SUPPLIED DATA:
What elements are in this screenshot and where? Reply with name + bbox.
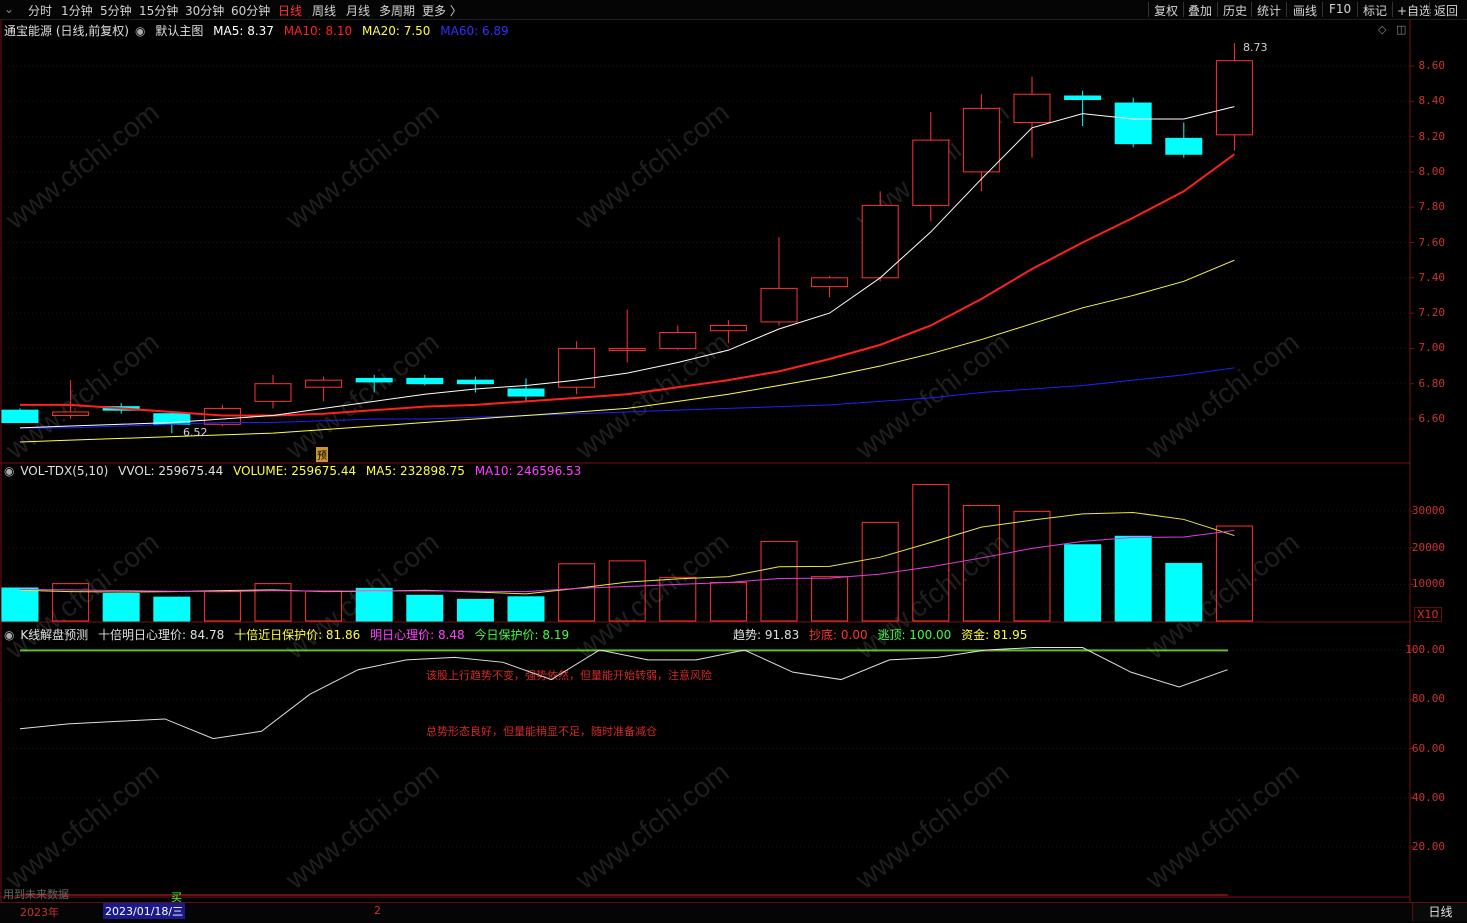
volume-bar	[608, 560, 646, 622]
indicator-tick-label: 20.00	[1411, 840, 1445, 853]
price-tick-label: 7.00	[1418, 341, 1446, 355]
volume-bar	[1114, 535, 1152, 622]
period-selector[interactable]: 日线	[1412, 903, 1467, 921]
ma5-line	[19, 106, 1235, 429]
candle-body	[507, 388, 545, 397]
candle-body	[1114, 102, 1152, 145]
volume-bar	[102, 593, 140, 622]
candle-body	[962, 107, 1000, 173]
volume-ma5-line	[19, 511, 1235, 595]
volume-bar	[507, 596, 545, 622]
volume-bar	[305, 590, 343, 622]
volume-bar	[1013, 510, 1051, 622]
trend-line	[19, 647, 1228, 740]
candle-body	[305, 379, 343, 388]
volume-bar	[153, 596, 191, 622]
volume-bar	[760, 540, 798, 622]
high-price-label: 8.73	[1243, 41, 1268, 54]
volume-tick-label: 30000	[1411, 504, 1445, 517]
candle-body	[1013, 93, 1051, 123]
price-tick-label: 8.60	[1418, 59, 1446, 72]
volume-bar	[1, 587, 39, 622]
price-tick-label: 7.80	[1418, 200, 1446, 214]
year-label: 2023年	[20, 906, 59, 919]
price-tick-label: 6.80	[1418, 376, 1446, 390]
price-tick-label: 7.20	[1418, 306, 1446, 320]
volume-bar	[709, 582, 747, 622]
candle-body	[254, 383, 292, 402]
price-tick-label: 7.60	[1418, 235, 1446, 249]
future-data-warning: 用到未来数据	[3, 888, 69, 901]
price-tick-label: 8.40	[1418, 94, 1446, 108]
volume-bar	[406, 594, 444, 622]
month-label: 2	[374, 904, 381, 917]
candle-body	[52, 411, 90, 416]
scale-badge[interactable]: X10	[1414, 607, 1442, 622]
volume-bar	[1165, 562, 1203, 622]
volume-bar	[962, 505, 1000, 622]
volume-bar	[558, 563, 596, 622]
low-price-label: 6.52	[183, 426, 208, 439]
price-tick-label: 8.00	[1418, 164, 1446, 178]
candle-body	[406, 377, 444, 385]
volume-bar	[52, 583, 90, 622]
candle-body	[709, 324, 747, 332]
volume-tick-label: 10000	[1411, 577, 1445, 591]
candle-body	[760, 287, 798, 323]
date-cursor-label: 2023/01/18/三	[103, 903, 186, 919]
indicator-tick-label: 100.00	[1405, 643, 1445, 656]
candle-body	[811, 277, 849, 288]
stock-chart[interactable]	[0, 0, 1467, 922]
volume-bar	[355, 587, 393, 622]
volume-tick-label: 20000	[1411, 540, 1445, 554]
candle-body	[659, 332, 697, 349]
volume-bar	[861, 521, 899, 622]
volume-bar	[1064, 544, 1102, 622]
price-tick-label: 7.40	[1418, 270, 1446, 284]
candle-body	[1, 409, 39, 424]
volume-bar	[456, 598, 494, 622]
candle-body	[1165, 137, 1203, 155]
candle-body	[608, 347, 646, 351]
volume-bar	[1215, 525, 1253, 622]
indicator-tick-label: 60.00	[1411, 741, 1445, 755]
candle-body	[355, 377, 393, 383]
volume-bar	[912, 484, 950, 622]
candle-body	[456, 379, 494, 385]
volume-bar	[254, 583, 292, 622]
candle-body	[1064, 95, 1102, 101]
ma10-line	[20, 153, 1235, 417]
time-axis	[0, 902, 1467, 923]
indicator-tick-label: 40.00	[1411, 790, 1445, 804]
candle-body	[1215, 60, 1253, 136]
volume-bar	[203, 591, 241, 622]
forecast-badge[interactable]: 预	[316, 447, 328, 462]
volume-bar	[811, 576, 849, 622]
price-tick-label: 6.60	[1418, 412, 1446, 425]
candle-body	[912, 139, 950, 206]
price-tick-label: 8.20	[1418, 129, 1446, 143]
indicator-tick-label: 80.00	[1411, 692, 1445, 706]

DIRECTION: Reproduce the listing above line for line, with no changes, but leave out the picture.

EXPECTED OUTPUT:
What elements are in this screenshot and where? Reply with name + bbox.
volume-bar	[608, 560, 646, 622]
indicator-tick-label: 20.00	[1411, 840, 1445, 853]
price-tick-label: 7.00	[1418, 341, 1446, 355]
volume-bar	[1114, 535, 1152, 622]
period-selector[interactable]: 日线	[1412, 903, 1467, 921]
ma5-line	[19, 106, 1235, 429]
candle-body	[507, 388, 545, 397]
candle-body	[1114, 102, 1152, 145]
volume-bar	[102, 593, 140, 622]
candle-body	[962, 107, 1000, 173]
volume-ma5-line	[19, 511, 1235, 595]
volume-bar	[507, 596, 545, 622]
volume-bar	[305, 590, 343, 622]
volume-bar	[1013, 510, 1051, 622]
trend-line	[19, 647, 1228, 740]
candle-body	[305, 379, 343, 388]
volume-bar	[153, 596, 191, 622]
volume-bar	[760, 540, 798, 622]
high-price-label: 8.73	[1243, 41, 1268, 54]
volume-tick-label: 30000	[1411, 504, 1445, 517]
candle-body	[1013, 93, 1051, 123]
price-tick-label: 8.60	[1418, 59, 1446, 72]
volume-bar	[1, 587, 39, 622]
price-tick-label: 7.80	[1418, 200, 1446, 214]
year-label: 2023年	[20, 906, 59, 919]
price-tick-label: 6.80	[1418, 376, 1446, 390]
price-tick-label: 7.20	[1418, 306, 1446, 320]
volume-bar	[709, 582, 747, 622]
candle-body	[254, 383, 292, 402]
price-tick-label: 7.60	[1418, 235, 1446, 249]
future-data-warning: 用到未来数据	[3, 888, 69, 901]
price-tick-label: 8.40	[1418, 94, 1446, 108]
volume-bar	[406, 594, 444, 622]
month-label: 2	[374, 904, 381, 917]
candle-body	[52, 411, 90, 416]
scale-badge[interactable]: X10	[1414, 607, 1442, 622]
volume-bar	[1165, 562, 1203, 622]
volume-bar	[962, 505, 1000, 622]
volume-bar	[558, 563, 596, 622]
low-price-label: 6.52	[183, 426, 208, 439]
price-tick-label: 8.00	[1418, 164, 1446, 178]
candle-body	[406, 377, 444, 385]
volume-bar	[52, 583, 90, 622]
candle-body	[709, 324, 747, 332]
volume-tick-label: 10000	[1411, 577, 1445, 591]
candle-body	[760, 287, 798, 323]
date-cursor-label: 2023/01/18/三	[103, 903, 186, 919]
indicator-tick-label: 100.00	[1405, 643, 1445, 656]
candle-body	[811, 277, 849, 288]
stock-chart[interactable]	[0, 0, 1467, 922]
volume-bar	[355, 587, 393, 622]
volume-tick-label: 20000	[1411, 540, 1445, 554]
candle-body	[659, 332, 697, 349]
volume-bar	[861, 521, 899, 622]
volume-bar	[1064, 544, 1102, 622]
price-tick-label: 7.40	[1418, 270, 1446, 284]
candle-body	[1, 409, 39, 424]
volume-bar	[456, 598, 494, 622]
candle-body	[1165, 137, 1203, 155]
candle-body	[608, 347, 646, 351]
volume-bar	[1215, 525, 1253, 622]
indicator-tick-label: 60.00	[1411, 741, 1445, 755]
candle-body	[355, 377, 393, 383]
volume-bar	[912, 484, 950, 622]
candle-body	[456, 379, 494, 385]
volume-bar	[254, 583, 292, 622]
candle-body	[1064, 95, 1102, 101]
ma10-line	[20, 153, 1235, 417]
time-axis	[0, 902, 1467, 923]
indicator-tick-label: 40.00	[1411, 790, 1445, 804]
candle-body	[1215, 60, 1253, 136]
volume-bar	[203, 591, 241, 622]
forecast-badge[interactable]: 预	[316, 447, 328, 462]
volume-bar	[811, 576, 849, 622]
price-tick-label: 6.60	[1418, 412, 1446, 425]
candle-body	[912, 139, 950, 206]
price-tick-label: 8.20	[1418, 129, 1446, 143]
indicator-tick-label: 80.00	[1411, 692, 1445, 706]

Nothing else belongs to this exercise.